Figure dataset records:
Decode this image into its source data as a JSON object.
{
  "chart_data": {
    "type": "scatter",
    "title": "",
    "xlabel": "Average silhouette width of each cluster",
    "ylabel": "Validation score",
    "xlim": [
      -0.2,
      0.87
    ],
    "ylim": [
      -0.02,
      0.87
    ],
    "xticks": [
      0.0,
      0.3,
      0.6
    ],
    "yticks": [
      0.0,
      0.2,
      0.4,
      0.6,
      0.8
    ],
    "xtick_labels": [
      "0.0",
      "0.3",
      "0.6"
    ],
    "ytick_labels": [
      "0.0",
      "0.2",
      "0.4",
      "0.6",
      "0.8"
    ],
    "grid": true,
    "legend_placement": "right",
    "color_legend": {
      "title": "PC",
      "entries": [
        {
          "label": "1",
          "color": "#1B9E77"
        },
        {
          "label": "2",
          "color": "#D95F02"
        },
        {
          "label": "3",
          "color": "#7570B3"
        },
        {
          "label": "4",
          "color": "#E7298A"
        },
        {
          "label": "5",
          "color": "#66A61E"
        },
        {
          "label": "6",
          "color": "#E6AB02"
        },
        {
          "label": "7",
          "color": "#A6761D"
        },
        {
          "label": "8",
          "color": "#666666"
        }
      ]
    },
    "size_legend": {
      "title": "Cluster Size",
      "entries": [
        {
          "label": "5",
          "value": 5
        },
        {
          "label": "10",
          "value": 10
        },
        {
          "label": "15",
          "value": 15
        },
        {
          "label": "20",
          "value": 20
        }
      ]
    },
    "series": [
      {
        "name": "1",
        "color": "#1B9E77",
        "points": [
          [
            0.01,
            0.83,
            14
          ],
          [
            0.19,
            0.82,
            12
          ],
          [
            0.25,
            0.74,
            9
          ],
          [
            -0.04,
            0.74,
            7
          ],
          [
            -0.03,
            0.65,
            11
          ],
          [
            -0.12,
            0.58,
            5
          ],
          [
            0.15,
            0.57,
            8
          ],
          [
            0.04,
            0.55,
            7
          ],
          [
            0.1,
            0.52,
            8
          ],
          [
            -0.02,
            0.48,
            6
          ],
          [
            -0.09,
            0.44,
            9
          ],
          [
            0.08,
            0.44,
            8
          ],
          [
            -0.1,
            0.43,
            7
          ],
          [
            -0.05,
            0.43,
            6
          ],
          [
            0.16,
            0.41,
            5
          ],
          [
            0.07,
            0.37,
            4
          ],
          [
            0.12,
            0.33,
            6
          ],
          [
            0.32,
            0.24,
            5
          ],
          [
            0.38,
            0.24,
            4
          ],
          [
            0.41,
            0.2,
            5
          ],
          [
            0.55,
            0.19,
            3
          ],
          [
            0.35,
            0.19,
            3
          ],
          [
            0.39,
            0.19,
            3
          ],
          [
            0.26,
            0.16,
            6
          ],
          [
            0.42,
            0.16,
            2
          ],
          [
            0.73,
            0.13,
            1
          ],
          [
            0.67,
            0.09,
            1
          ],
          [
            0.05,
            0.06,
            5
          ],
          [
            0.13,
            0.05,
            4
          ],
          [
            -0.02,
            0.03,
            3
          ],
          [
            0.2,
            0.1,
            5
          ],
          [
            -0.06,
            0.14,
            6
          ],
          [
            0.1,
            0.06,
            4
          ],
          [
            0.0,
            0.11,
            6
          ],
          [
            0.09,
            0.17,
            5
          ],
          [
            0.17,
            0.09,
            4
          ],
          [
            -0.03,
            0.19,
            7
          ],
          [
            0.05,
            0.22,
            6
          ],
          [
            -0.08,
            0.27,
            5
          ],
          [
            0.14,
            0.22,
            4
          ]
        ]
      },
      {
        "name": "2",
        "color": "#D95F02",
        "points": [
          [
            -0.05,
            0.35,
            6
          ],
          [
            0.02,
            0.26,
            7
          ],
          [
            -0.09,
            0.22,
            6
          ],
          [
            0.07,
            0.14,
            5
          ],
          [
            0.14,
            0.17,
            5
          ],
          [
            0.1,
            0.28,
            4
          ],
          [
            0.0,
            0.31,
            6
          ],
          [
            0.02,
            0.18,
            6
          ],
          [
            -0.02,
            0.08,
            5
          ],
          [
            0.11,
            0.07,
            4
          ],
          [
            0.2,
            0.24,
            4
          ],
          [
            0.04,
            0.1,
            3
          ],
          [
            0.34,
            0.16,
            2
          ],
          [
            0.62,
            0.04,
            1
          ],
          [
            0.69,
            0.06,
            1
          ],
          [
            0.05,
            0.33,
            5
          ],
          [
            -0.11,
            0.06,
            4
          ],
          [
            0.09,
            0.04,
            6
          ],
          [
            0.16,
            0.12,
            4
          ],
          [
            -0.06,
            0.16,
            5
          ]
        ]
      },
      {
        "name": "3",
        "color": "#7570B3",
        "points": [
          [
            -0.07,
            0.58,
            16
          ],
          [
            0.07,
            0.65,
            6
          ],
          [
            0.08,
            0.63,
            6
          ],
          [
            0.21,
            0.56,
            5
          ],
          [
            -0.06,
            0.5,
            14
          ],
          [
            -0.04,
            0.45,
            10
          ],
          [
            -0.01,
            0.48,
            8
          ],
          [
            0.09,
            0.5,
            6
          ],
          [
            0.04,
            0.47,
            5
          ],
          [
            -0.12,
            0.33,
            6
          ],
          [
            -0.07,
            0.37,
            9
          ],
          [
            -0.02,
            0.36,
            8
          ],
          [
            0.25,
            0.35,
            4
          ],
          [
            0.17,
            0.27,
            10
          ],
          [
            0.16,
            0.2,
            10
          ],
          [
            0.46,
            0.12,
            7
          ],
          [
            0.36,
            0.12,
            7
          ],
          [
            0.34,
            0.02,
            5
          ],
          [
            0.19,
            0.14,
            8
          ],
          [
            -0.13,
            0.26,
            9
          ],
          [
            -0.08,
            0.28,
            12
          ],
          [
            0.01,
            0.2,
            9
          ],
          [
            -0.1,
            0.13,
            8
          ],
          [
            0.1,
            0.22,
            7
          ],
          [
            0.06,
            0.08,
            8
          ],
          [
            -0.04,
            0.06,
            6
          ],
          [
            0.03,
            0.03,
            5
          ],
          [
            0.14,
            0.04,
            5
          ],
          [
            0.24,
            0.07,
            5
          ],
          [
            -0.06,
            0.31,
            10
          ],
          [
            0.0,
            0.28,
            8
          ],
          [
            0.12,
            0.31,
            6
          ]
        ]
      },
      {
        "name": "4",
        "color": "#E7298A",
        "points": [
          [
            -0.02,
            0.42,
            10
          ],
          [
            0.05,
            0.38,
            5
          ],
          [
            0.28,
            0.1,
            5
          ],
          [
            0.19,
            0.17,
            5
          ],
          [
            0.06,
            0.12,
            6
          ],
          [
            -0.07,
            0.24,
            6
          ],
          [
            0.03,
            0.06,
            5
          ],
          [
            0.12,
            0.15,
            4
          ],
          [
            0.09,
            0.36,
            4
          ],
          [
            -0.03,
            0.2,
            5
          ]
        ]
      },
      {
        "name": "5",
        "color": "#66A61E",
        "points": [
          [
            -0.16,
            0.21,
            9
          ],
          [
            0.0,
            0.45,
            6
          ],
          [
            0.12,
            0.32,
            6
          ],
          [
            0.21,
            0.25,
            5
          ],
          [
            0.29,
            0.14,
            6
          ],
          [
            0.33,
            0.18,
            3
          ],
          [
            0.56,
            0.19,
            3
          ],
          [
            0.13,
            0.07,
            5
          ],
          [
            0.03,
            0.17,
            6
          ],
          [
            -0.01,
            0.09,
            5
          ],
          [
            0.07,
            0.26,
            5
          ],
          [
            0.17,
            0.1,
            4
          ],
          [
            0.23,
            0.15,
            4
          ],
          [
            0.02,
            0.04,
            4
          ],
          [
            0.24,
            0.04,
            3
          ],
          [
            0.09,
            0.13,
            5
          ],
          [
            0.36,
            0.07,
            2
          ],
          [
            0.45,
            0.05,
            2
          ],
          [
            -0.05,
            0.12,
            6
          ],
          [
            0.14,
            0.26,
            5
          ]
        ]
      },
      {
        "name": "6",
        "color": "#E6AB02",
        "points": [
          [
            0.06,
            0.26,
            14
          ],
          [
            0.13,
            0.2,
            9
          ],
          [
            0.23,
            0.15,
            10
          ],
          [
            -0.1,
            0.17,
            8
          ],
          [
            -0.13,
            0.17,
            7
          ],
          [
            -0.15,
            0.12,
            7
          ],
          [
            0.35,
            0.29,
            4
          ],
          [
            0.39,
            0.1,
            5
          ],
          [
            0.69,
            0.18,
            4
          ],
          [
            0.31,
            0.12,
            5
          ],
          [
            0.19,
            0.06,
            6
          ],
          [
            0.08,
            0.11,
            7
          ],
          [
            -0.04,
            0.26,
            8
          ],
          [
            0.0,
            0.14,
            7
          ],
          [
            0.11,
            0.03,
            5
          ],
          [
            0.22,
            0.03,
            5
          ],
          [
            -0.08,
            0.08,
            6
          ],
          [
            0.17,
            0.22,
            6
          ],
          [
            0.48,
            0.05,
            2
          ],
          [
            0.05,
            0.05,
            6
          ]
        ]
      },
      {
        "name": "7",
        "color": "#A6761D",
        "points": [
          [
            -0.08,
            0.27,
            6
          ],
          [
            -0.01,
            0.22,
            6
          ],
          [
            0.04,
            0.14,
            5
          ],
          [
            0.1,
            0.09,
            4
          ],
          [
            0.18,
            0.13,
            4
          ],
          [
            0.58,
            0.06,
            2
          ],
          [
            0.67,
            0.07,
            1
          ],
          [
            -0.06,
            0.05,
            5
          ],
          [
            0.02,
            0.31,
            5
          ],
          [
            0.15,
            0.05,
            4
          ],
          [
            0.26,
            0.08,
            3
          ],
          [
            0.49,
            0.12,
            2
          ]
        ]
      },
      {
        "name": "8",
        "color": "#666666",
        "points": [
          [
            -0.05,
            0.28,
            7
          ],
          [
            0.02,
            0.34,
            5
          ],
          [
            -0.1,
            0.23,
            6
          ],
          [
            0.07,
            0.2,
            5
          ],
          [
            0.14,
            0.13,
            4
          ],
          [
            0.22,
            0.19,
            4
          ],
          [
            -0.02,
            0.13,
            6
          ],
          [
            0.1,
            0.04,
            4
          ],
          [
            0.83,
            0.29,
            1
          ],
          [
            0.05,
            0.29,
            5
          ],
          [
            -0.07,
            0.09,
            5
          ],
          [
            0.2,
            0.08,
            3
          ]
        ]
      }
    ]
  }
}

**GIVEN PROBLEM**
State the number of lines in the data that include the string "name", and add nothing else.

**EXERCISE SOLUTION**
8